--- begin Information given ---
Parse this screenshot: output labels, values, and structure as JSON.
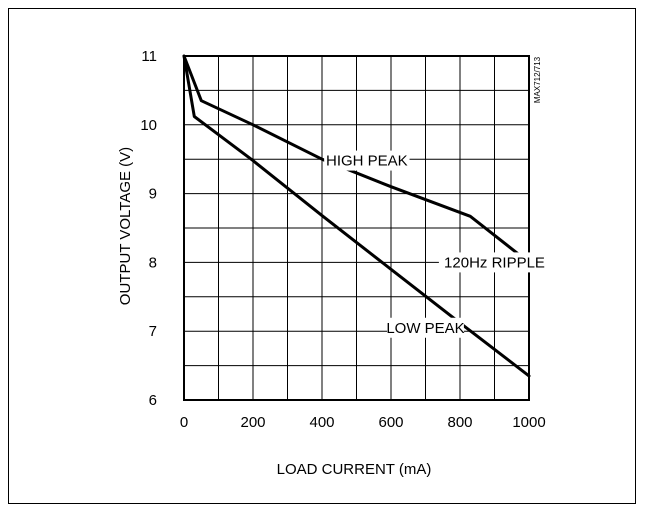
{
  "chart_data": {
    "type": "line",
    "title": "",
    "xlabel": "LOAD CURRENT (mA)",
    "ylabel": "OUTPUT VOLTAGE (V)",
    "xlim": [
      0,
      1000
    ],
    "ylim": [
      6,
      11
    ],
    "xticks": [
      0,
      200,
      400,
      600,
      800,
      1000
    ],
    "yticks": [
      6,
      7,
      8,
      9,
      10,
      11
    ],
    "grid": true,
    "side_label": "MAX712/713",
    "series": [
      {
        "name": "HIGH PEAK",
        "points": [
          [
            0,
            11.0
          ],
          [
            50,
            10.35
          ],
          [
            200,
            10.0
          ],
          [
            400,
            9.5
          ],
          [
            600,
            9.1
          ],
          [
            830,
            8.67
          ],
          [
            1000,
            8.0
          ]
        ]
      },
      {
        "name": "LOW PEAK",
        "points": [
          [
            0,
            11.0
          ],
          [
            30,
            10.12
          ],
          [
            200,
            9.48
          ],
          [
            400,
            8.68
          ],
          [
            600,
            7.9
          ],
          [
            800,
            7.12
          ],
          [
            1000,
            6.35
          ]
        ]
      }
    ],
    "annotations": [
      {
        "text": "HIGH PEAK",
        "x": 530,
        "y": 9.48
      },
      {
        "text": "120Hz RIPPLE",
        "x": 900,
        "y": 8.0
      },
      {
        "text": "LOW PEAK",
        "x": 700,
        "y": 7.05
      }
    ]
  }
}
--- end Information given ---
Aim of the task: Look through the material above. Copy each line where the word "PEAK" appears.

Expected answer:
        "name": "HIGH PEAK",
        "name": "LOW PEAK",
        "text": "HIGH PEAK",
        "text": "LOW PEAK",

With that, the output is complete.